WRITTEN EXERCISE.
Extract and list every line that contains the word "ſimul".

Records contained in a dataset.
## Start

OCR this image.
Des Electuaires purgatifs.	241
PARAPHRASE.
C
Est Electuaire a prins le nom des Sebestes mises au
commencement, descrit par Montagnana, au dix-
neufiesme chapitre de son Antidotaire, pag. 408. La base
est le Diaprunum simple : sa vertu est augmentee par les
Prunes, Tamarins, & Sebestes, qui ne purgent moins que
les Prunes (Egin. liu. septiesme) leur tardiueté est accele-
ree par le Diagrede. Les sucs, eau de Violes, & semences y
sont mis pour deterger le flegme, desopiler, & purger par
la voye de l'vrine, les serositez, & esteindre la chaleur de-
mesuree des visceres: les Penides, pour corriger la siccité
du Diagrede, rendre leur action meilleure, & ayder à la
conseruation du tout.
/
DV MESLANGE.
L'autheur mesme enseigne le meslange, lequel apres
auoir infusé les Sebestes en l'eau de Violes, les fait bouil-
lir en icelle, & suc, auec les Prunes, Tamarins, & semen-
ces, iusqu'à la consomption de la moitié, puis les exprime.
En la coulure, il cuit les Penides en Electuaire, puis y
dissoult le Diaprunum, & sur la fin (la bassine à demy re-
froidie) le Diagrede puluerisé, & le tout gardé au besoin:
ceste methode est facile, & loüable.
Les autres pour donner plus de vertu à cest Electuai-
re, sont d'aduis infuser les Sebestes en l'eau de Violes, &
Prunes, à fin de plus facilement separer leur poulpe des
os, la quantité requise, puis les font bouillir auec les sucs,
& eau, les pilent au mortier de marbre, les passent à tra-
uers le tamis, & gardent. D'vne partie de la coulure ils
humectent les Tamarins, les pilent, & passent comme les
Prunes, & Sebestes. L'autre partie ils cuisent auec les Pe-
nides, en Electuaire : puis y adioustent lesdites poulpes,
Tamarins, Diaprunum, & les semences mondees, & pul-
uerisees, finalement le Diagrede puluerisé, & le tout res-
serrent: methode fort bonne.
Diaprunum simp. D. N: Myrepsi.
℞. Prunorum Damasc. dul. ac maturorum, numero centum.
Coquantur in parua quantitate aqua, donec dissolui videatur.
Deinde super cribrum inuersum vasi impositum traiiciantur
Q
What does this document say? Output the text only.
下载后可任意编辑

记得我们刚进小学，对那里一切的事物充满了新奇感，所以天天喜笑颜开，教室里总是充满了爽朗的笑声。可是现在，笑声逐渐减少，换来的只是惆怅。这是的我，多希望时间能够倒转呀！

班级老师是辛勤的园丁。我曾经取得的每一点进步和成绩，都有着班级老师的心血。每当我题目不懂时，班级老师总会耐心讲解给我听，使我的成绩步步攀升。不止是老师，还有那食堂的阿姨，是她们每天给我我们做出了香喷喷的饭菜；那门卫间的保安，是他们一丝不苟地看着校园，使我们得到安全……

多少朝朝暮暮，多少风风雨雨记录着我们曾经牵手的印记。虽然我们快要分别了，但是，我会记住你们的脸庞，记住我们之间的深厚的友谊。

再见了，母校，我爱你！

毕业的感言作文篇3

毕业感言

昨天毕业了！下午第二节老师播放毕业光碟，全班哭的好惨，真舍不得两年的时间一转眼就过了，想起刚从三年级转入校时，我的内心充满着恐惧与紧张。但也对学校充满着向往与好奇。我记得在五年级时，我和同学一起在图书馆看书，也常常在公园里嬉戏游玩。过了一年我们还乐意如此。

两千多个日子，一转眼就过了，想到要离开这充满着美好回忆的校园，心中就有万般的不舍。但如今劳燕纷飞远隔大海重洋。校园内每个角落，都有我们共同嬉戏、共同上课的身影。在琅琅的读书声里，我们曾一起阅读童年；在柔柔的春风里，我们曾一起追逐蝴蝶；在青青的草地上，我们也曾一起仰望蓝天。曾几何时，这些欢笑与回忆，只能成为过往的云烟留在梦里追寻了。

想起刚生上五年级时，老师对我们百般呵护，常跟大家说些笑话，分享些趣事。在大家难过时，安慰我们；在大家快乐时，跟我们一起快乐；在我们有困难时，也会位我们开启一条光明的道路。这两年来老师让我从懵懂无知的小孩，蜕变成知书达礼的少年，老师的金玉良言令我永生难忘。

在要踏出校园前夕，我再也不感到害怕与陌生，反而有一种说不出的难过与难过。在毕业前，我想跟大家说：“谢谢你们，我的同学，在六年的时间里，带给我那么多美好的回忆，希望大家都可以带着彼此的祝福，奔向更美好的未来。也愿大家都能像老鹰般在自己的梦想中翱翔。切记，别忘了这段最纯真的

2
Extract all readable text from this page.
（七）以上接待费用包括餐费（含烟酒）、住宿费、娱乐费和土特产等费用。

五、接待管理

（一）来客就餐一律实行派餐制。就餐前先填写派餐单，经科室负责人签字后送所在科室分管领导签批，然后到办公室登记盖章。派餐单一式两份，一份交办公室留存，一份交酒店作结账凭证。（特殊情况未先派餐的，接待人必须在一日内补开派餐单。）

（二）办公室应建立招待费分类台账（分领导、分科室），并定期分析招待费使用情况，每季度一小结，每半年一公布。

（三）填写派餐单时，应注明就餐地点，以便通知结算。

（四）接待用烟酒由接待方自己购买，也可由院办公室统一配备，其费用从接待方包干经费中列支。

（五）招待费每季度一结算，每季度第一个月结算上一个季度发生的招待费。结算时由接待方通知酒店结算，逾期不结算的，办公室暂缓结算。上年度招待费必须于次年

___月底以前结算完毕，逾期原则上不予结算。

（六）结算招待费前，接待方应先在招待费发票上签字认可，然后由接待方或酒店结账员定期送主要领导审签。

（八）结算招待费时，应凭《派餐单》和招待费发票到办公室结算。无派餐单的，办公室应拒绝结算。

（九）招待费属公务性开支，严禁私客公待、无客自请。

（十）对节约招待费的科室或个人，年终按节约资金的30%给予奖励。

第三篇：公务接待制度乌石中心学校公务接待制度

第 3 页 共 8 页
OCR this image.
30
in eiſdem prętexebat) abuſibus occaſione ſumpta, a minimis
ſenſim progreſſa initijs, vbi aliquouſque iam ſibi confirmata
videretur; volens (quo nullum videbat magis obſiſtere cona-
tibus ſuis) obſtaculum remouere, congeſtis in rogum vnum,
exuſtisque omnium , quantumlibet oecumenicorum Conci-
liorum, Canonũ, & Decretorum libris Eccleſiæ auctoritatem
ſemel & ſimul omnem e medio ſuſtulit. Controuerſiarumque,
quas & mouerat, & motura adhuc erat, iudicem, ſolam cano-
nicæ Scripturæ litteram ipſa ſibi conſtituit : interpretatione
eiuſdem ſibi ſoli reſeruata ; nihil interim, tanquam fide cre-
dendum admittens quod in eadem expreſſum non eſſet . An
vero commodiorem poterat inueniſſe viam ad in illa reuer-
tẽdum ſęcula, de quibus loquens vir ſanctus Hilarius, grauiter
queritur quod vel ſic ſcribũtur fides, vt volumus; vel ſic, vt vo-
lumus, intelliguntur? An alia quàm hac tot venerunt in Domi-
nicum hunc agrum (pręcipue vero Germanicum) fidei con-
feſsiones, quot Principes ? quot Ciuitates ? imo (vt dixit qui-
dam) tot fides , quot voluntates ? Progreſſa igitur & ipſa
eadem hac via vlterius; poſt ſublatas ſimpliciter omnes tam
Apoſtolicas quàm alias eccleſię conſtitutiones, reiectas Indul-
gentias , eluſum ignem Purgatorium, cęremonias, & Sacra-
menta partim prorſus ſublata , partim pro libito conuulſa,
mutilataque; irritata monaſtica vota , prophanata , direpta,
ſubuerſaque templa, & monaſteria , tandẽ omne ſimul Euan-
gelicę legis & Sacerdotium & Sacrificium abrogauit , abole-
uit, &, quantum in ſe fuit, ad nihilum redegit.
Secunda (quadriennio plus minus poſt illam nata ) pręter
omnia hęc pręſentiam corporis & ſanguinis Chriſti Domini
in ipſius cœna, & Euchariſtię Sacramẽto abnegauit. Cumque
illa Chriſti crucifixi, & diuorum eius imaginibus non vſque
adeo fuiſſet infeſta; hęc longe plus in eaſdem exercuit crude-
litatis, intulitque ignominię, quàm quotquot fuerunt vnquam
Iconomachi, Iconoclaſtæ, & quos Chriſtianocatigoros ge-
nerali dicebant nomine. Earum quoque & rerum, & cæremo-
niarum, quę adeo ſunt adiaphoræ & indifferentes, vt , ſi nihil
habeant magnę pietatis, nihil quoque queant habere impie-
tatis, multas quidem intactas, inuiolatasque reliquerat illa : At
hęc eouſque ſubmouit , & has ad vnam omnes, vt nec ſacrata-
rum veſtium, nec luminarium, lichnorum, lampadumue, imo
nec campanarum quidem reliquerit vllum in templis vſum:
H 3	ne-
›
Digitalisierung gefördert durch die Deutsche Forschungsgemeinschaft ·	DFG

## End

OUTPUT BELOW.
ſemel & ſimul omnem e medio ſuſtulit. Controuerſiarumque,
ſubuerſaque templa, & monaſteria , tandẽ omne ſimul Euan-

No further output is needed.